Every line that holds the string "JSON" is to be identified and copied.

begin SUPPLIED ENTRIES

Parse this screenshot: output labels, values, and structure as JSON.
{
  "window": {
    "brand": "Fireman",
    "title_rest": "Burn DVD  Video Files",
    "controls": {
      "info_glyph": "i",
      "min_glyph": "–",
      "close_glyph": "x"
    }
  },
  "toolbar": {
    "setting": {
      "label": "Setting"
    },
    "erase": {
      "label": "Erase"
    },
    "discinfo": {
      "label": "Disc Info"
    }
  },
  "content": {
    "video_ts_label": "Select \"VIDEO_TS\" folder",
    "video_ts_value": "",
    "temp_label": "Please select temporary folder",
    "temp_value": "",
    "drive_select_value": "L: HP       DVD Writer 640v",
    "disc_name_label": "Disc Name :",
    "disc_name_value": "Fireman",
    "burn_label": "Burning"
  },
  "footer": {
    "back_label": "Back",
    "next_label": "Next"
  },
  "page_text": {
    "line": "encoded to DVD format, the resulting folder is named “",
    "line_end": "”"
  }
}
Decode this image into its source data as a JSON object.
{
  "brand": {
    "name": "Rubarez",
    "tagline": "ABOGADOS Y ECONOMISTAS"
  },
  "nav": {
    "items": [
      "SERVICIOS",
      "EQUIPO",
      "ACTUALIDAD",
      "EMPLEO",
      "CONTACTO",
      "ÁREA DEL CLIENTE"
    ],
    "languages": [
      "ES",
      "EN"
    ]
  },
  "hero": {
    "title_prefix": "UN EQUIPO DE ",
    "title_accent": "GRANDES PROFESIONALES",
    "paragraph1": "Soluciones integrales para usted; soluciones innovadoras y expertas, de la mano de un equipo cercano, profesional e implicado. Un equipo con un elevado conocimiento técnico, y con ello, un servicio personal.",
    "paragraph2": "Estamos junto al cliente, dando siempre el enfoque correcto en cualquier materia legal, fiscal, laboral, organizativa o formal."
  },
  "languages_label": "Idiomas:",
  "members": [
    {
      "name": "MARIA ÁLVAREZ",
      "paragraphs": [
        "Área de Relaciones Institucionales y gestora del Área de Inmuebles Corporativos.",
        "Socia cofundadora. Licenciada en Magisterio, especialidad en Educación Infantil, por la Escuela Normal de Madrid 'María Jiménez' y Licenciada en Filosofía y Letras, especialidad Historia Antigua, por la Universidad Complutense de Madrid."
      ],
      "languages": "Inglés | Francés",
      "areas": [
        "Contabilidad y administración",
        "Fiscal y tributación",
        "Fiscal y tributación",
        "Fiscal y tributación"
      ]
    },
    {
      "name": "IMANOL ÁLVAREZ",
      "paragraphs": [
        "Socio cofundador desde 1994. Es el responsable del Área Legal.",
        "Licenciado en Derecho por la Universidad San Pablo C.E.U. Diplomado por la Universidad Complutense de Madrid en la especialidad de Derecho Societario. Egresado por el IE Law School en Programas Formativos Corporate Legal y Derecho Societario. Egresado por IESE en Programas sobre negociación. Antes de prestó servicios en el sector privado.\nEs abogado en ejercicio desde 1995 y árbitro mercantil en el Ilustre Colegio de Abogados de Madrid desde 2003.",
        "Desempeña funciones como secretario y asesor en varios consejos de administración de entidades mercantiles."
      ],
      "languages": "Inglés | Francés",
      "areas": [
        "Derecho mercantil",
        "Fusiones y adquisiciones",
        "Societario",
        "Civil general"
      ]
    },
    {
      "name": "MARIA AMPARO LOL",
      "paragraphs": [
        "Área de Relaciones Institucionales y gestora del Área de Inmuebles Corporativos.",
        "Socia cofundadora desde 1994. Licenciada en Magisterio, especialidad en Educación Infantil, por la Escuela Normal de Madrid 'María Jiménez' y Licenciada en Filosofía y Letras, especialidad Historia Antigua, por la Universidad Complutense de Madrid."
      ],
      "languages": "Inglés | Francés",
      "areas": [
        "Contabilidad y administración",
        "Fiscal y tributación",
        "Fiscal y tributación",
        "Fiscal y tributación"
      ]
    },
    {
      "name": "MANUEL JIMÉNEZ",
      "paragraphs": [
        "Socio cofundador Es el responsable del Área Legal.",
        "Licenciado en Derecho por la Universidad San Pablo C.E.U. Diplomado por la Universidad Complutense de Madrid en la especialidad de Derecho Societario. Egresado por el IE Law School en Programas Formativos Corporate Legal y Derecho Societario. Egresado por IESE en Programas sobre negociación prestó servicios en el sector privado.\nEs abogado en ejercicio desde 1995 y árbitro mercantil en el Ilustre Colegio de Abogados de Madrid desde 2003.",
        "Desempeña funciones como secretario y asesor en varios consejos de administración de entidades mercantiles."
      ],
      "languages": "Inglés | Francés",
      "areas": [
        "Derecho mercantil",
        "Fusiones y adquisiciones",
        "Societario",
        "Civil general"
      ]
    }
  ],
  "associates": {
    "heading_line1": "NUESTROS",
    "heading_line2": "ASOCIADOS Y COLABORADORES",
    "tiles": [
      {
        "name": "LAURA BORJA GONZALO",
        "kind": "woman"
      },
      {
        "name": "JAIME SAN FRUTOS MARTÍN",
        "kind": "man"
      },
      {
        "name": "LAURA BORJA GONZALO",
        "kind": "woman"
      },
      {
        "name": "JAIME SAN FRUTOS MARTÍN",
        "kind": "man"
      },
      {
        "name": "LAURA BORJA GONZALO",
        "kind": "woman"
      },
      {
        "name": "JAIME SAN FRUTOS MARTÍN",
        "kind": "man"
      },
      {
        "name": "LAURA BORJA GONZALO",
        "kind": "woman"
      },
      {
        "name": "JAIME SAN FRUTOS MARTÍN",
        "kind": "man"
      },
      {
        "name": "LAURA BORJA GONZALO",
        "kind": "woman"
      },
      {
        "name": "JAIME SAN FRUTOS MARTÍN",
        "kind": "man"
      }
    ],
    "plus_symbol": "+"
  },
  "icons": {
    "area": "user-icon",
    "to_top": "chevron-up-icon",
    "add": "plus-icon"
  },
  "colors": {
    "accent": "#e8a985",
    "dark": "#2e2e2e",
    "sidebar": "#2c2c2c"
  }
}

end SUPPLIED ENTRIES

RESULT BELOW:
Parse this screenshot: output labels, values, and structure as JSON.
Decode this image into its source data as a JSON object.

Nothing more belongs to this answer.